— START Information supplied —

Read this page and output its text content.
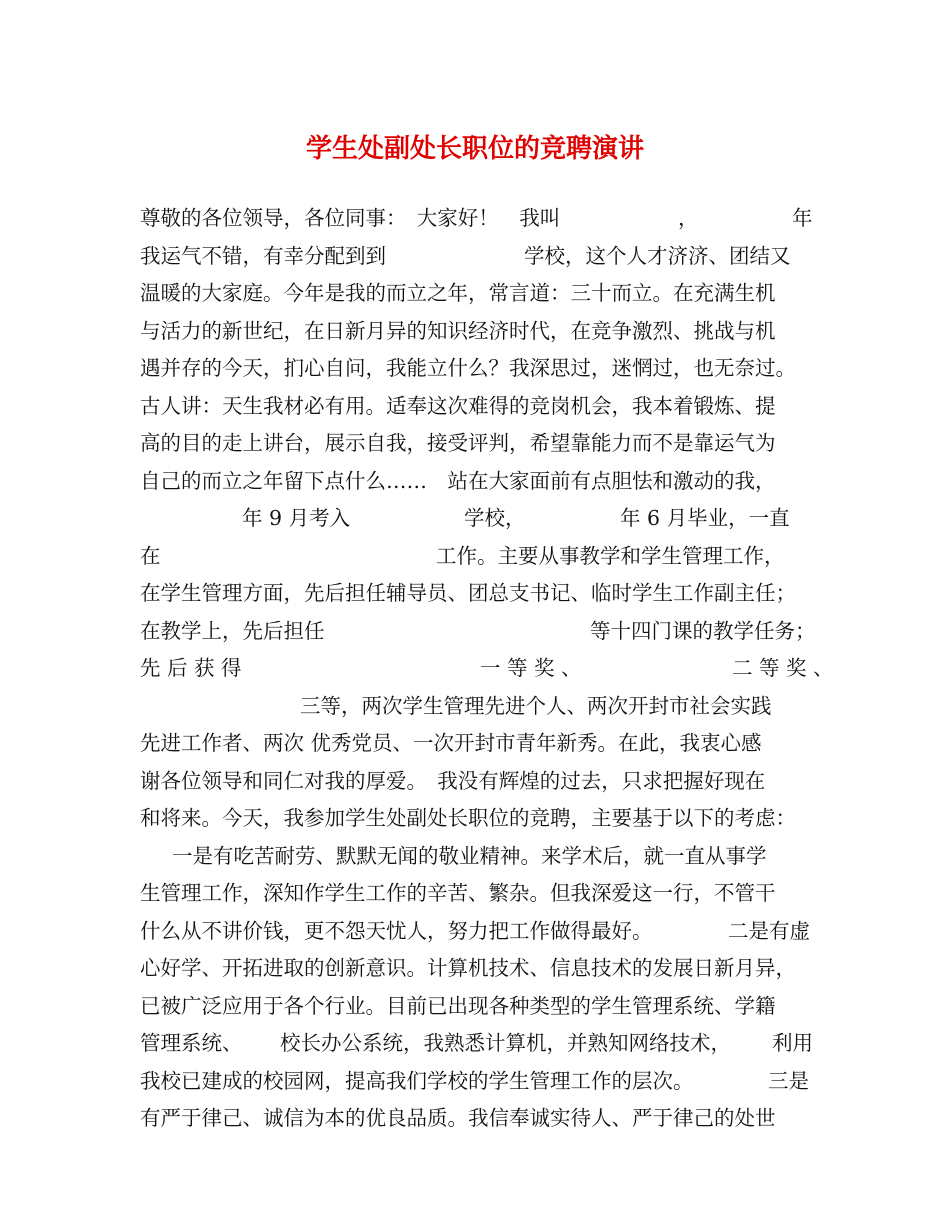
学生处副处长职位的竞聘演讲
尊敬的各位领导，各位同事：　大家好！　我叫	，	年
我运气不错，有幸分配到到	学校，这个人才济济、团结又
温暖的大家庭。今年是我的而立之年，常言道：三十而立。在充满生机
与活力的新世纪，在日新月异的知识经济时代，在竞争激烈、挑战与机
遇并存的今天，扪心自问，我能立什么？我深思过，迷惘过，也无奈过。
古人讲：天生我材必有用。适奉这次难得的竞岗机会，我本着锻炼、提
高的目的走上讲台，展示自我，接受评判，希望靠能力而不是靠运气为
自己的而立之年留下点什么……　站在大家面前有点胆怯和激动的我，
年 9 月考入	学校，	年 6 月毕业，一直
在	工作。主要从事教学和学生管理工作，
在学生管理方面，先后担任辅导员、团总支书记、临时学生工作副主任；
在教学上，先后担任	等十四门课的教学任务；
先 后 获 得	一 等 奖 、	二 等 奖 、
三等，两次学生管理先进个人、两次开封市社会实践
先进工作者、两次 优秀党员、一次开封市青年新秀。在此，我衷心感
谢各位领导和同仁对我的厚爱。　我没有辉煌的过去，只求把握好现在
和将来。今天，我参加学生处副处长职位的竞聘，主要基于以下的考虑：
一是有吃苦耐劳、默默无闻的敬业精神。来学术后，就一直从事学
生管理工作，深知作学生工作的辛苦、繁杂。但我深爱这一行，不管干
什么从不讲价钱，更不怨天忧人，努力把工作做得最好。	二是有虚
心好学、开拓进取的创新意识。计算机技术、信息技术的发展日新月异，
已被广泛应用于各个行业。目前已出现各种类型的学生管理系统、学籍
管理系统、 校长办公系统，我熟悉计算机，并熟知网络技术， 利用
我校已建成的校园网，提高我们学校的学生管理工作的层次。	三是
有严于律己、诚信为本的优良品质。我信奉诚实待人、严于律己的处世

— END Information supplied —
— START Information supplied —

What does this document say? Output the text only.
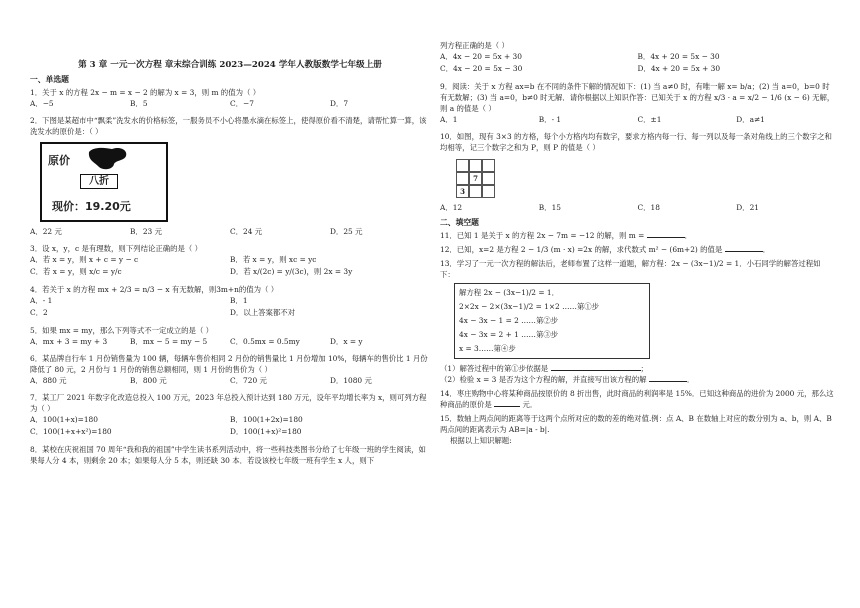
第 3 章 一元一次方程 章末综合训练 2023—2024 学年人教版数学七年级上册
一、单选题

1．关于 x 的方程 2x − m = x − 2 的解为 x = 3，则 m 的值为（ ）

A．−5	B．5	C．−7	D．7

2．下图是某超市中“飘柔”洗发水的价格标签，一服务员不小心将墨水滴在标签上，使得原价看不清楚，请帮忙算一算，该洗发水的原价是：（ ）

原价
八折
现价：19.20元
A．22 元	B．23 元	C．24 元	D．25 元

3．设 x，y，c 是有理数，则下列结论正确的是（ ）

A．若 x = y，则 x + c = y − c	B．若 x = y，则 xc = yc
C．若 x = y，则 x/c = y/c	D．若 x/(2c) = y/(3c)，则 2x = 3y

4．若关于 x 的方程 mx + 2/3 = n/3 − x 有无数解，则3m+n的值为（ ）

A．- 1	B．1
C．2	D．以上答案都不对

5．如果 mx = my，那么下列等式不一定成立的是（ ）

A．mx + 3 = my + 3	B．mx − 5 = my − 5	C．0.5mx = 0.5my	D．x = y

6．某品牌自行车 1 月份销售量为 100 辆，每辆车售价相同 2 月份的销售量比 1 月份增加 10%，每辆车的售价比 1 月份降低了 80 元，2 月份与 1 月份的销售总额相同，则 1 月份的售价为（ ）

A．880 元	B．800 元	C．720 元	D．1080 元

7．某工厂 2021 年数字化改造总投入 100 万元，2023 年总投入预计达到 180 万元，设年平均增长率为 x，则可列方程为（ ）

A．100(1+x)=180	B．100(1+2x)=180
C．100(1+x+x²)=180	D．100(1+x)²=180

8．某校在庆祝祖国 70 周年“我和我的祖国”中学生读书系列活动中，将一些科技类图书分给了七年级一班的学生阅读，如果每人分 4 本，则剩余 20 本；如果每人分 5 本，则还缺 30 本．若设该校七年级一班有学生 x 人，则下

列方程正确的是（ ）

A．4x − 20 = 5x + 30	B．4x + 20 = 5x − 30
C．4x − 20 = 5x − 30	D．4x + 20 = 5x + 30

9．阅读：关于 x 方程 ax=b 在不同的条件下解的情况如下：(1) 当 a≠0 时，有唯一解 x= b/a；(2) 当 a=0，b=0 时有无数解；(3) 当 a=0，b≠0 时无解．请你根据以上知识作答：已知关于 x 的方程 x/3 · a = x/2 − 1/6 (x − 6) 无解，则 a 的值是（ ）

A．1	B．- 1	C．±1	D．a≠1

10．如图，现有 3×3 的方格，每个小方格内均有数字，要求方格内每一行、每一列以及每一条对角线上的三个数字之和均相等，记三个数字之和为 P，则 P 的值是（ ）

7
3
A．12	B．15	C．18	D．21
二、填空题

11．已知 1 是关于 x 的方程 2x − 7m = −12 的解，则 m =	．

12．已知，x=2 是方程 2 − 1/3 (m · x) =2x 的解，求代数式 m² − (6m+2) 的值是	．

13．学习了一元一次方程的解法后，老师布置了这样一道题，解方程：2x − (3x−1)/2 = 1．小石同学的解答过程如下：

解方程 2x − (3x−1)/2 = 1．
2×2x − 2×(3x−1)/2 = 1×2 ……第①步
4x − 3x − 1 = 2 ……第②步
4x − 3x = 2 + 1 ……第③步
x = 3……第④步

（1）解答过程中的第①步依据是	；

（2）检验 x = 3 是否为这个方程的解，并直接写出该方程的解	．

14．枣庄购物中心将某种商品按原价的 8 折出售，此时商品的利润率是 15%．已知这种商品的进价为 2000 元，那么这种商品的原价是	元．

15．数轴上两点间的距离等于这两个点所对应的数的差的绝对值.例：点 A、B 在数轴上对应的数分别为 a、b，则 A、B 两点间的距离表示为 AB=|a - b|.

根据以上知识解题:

— END Information supplied —
— START Information supplied —

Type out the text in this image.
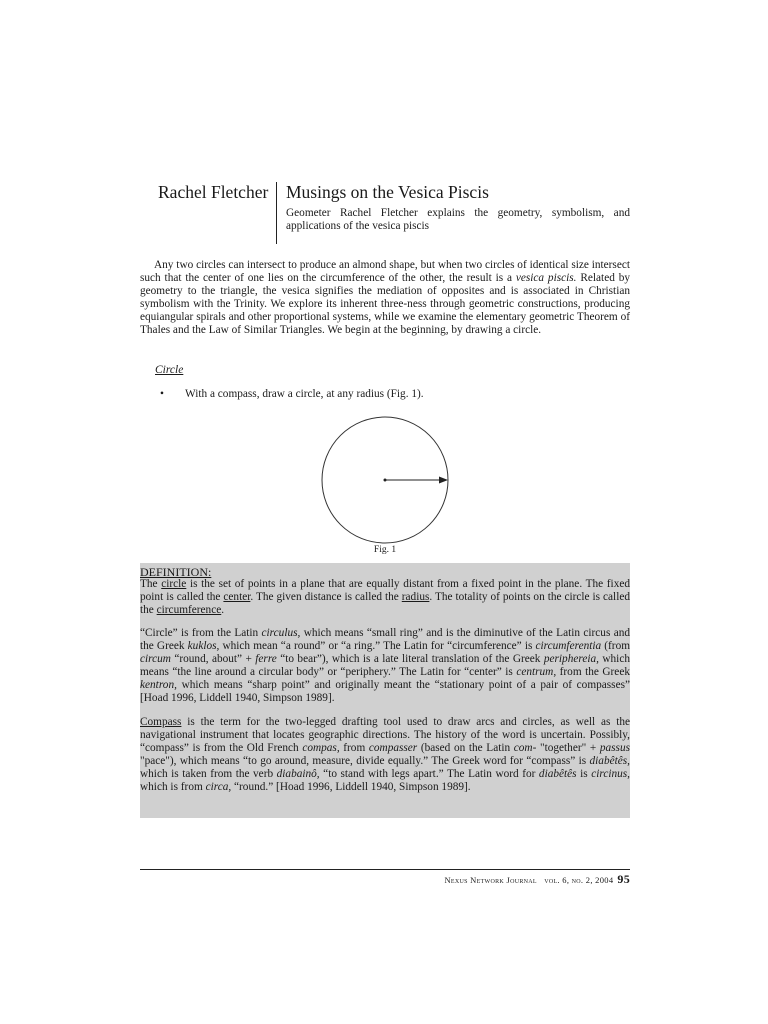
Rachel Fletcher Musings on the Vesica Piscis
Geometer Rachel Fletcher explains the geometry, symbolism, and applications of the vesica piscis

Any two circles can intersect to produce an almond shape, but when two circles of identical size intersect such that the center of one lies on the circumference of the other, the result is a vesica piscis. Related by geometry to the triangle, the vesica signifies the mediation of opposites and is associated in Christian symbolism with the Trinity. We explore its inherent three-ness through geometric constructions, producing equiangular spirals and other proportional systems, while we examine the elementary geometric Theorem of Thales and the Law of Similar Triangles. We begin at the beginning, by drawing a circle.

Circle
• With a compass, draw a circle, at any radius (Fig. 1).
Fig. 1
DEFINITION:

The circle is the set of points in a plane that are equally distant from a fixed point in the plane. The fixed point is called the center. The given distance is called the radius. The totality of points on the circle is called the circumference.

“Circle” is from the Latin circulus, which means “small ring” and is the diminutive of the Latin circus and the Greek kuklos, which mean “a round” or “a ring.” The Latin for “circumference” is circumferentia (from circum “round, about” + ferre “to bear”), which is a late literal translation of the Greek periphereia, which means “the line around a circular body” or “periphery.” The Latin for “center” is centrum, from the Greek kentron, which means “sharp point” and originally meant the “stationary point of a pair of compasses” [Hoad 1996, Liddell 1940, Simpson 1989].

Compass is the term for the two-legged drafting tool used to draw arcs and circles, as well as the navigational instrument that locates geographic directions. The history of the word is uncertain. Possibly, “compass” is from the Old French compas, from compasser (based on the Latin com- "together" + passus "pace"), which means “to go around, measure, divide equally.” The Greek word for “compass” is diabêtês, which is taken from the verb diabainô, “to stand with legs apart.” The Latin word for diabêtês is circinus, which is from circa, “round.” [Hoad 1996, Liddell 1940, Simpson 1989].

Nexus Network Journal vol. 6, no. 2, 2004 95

— END Information supplied —

Work out how many lines above have the string "this" in them, and give only the number.

## Answer below
3